EXERCISE DETAILS: Rewrite every one of the records that follow, putting "cross-sectional view" wherever "sectional view" appears and keeping everything else the same.

DATA EXCERPTS:
***

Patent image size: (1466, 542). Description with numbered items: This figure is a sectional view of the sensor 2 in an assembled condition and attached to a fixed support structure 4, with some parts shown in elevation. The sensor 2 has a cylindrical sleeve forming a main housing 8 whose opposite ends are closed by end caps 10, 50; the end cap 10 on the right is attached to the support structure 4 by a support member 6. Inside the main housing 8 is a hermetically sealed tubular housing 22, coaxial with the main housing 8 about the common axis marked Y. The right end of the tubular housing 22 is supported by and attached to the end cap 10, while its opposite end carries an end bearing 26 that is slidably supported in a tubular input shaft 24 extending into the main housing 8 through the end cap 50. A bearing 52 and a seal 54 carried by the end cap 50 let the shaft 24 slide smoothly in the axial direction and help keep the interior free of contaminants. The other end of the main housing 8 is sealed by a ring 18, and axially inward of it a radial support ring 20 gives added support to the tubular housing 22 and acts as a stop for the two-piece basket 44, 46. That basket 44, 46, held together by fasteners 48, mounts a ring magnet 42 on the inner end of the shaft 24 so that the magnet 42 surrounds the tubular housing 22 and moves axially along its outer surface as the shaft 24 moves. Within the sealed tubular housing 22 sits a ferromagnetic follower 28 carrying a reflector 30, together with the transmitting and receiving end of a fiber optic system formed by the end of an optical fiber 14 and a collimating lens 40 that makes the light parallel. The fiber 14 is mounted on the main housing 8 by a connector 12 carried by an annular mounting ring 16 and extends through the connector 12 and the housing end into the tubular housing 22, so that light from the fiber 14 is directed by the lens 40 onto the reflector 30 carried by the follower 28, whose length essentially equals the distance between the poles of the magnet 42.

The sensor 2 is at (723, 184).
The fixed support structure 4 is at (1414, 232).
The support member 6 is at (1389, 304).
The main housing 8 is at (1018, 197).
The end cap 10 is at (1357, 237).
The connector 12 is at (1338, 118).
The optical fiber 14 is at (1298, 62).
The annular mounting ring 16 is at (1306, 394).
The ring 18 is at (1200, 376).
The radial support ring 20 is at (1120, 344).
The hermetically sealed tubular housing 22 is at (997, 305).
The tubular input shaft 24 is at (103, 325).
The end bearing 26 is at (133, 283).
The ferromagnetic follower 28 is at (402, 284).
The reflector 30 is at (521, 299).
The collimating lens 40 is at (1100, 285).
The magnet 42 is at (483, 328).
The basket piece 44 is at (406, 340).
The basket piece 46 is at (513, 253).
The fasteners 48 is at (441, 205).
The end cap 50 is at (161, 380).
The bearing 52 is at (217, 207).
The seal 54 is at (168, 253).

***

WRITTEN SOLUTION:
Patent image size: (1466, 542). Description with numbered items: This figure is a cross-sectional view of the sensor 2 in an assembled condition and attached to a fixed support structure 4, with some parts shown in elevation. The sensor 2 has a cylindrical sleeve forming a main housing 8 whose opposite ends are closed by end caps 10, 50; the end cap 10 on the right is attached to the support structure 4 by a support member 6. Inside the main housing 8 is a hermetically sealed tubular housing 22, coaxial with the main housing 8 about the common axis marked Y. The right end of the tubular housing 22 is supported by and attached to the end cap 10, while its opposite end carries an end bearing 26 that is slidably supported in a tubular input shaft 24 extending into the main housing 8 through the end cap 50. A bearing 52 and a seal 54 carried by the end cap 50 let the shaft 24 slide smoothly in the axial direction and help keep the interior free of contaminants. The other end of the main housing 8 is sealed by a ring 18, and axially inward of it a radial support ring 20 gives added support to the tubular housing 22 and acts as a stop for the two-piece basket 44, 46. That basket 44, 46, held together by fasteners 48, mounts a ring magnet 42 on the inner end of the shaft 24 so that the magnet 42 surrounds the tubular housing 22 and moves axially along its outer surface as the shaft 24 moves. Within the sealed tubular housing 22 sits a ferromagnetic follower 28 carrying a reflector 30, together with the transmitting and receiving end of a fiber optic system formed by the end of an optical fiber 14 and a collimating lens 40 that makes the light parallel. The fiber 14 is mounted on the main housing 8 by a connector 12 carried by an annular mounting ring 16 and extends through the connector 12 and the housing end into the tubular housing 22, so that light from the fiber 14 is directed by the lens 40 onto the reflector 30 carried by the follower 28, whose length essentially equals the distance between the poles of the magnet 42.

The sensor 2 is at (723, 184).
The fixed support structure 4 is at (1414, 232).
The support member 6 is at (1389, 304).
The main housing 8 is at (1018, 197).
The end cap 10 is at (1357, 237).
The connector 12 is at (1338, 118).
The optical fiber 14 is at (1298, 62).
The annular mounting ring 16 is at (1306, 394).
The ring 18 is at (1200, 376).
The radial support ring 20 is at (1120, 344).
The hermetically sealed tubular housing 22 is at (997, 305).
The tubular input shaft 24 is at (103, 325).
The end bearing 26 is at (133, 283).
The ferromagnetic follower 28 is at (402, 284).
The reflector 30 is at (521, 299).
The collimating lens 40 is at (1100, 285).
The magnet 42 is at (483, 328).
The basket piece 44 is at (406, 340).
The basket piece 46 is at (513, 253).
The fasteners 48 is at (441, 205).
The end cap 50 is at (161, 380).
The bearing 52 is at (217, 207).
The seal 54 is at (168, 253).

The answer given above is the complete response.